(Records from a data collection)
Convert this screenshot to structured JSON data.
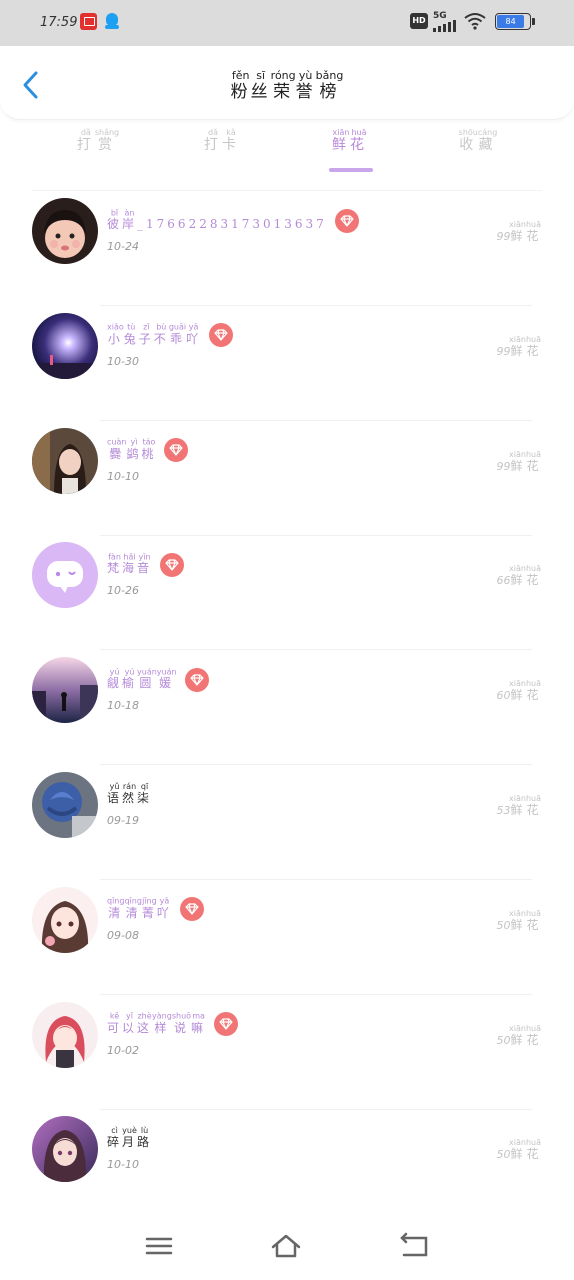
{
  "status_bar": {
    "time": "17:59",
    "network": "5G",
    "hd_label": "HD",
    "battery": "84"
  },
  "header": {
    "title_chars": [
      {
        "han": "粉",
        "py": "fěn"
      },
      {
        "han": "丝",
        "py": "sī"
      },
      {
        "han": "荣",
        "py": "róng"
      },
      {
        "han": "誉",
        "py": "yù"
      },
      {
        "han": "榜",
        "py": "bǎng"
      }
    ],
    "accent_color": "#2b8fe0"
  },
  "tabs": [
    {
      "id": "dashang",
      "chars": [
        {
          "han": "打",
          "py": "dǎ"
        },
        {
          "han": "赏",
          "py": "shǎng"
        }
      ],
      "active": false
    },
    {
      "id": "daka",
      "chars": [
        {
          "han": "打",
          "py": "dǎ"
        },
        {
          "han": "卡",
          "py": "kǎ"
        }
      ],
      "active": false
    },
    {
      "id": "xianhua",
      "chars": [
        {
          "han": "鲜",
          "py": "xiān"
        },
        {
          "han": "花",
          "py": "huā"
        }
      ],
      "active": true
    },
    {
      "id": "shoucang",
      "chars": [
        {
          "han": "收",
          "py": "shōu"
        },
        {
          "han": "藏",
          "py": "cáng"
        }
      ],
      "active": false
    }
  ],
  "unit": {
    "chars": [
      {
        "han": "鲜",
        "py": "xiān"
      },
      {
        "han": "花",
        "py": "huā"
      }
    ]
  },
  "fans": [
    {
      "name": [
        {
          "han": "彼",
          "py": "bǐ"
        },
        {
          "han": "岸",
          "py": "àn"
        },
        {
          "han": "_17662283173013637",
          "py": ""
        }
      ],
      "vip": true,
      "date": "10-24",
      "count": "99",
      "avatar": "girl"
    },
    {
      "name": [
        {
          "han": "小",
          "py": "xiǎo"
        },
        {
          "han": "兔",
          "py": "tù"
        },
        {
          "han": "子",
          "py": "zǐ"
        },
        {
          "han": "不",
          "py": "bù"
        },
        {
          "han": "乖",
          "py": "guāi"
        },
        {
          "han": "吖",
          "py": "yā"
        }
      ],
      "vip": true,
      "date": "10-30",
      "count": "99",
      "avatar": "night"
    },
    {
      "name": [
        {
          "han": "爨",
          "py": "cuàn"
        },
        {
          "han": "鹢",
          "py": "yì"
        },
        {
          "han": "桃",
          "py": "táo"
        }
      ],
      "vip": true,
      "date": "10-10",
      "count": "99",
      "avatar": "cafe"
    },
    {
      "name": [
        {
          "han": "梵",
          "py": "fàn"
        },
        {
          "han": "海",
          "py": "hǎi"
        },
        {
          "han": "音",
          "py": "yīn"
        }
      ],
      "vip": true,
      "date": "10-26",
      "count": "66",
      "avatar": "default"
    },
    {
      "name": [
        {
          "han": "觎",
          "py": "yú"
        },
        {
          "han": "榆",
          "py": "yú"
        },
        {
          "han": "圆",
          "py": "yuán"
        },
        {
          "han": "媛",
          "py": "yuán"
        }
      ],
      "vip": true,
      "date": "10-18",
      "count": "60",
      "avatar": "dusk"
    },
    {
      "name": [
        {
          "han": "语",
          "py": "yǔ"
        },
        {
          "han": "然",
          "py": "rán"
        },
        {
          "han": "柒",
          "py": "qī"
        }
      ],
      "vip": false,
      "date": "09-19",
      "count": "53",
      "avatar": "rose"
    },
    {
      "name": [
        {
          "han": "清",
          "py": "qīng"
        },
        {
          "han": "清",
          "py": "qīng"
        },
        {
          "han": "菁",
          "py": "jīng"
        },
        {
          "han": "吖",
          "py": "yā"
        }
      ],
      "vip": true,
      "date": "09-08",
      "count": "50",
      "avatar": "anime1"
    },
    {
      "name": [
        {
          "han": "可",
          "py": "kě"
        },
        {
          "han": "以",
          "py": "yǐ"
        },
        {
          "han": "这",
          "py": "zhè"
        },
        {
          "han": "样",
          "py": "yàng"
        },
        {
          "han": "说",
          "py": "shuō"
        },
        {
          "han": "嘛",
          "py": "ma"
        }
      ],
      "vip": true,
      "date": "10-02",
      "count": "50",
      "avatar": "anime2"
    },
    {
      "name": [
        {
          "han": "碎",
          "py": "cì"
        },
        {
          "han": "月",
          "py": "yuè"
        },
        {
          "han": "路",
          "py": "lù"
        }
      ],
      "vip": false,
      "date": "10-10",
      "count": "50",
      "avatar": "anime3"
    }
  ],
  "nav": {
    "menu_icon": "menu-icon",
    "home_icon": "home-icon",
    "back_icon": "back-icon"
  }
}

## Set task
Output a single number: how many lines contain the word "icon".

## Task result
3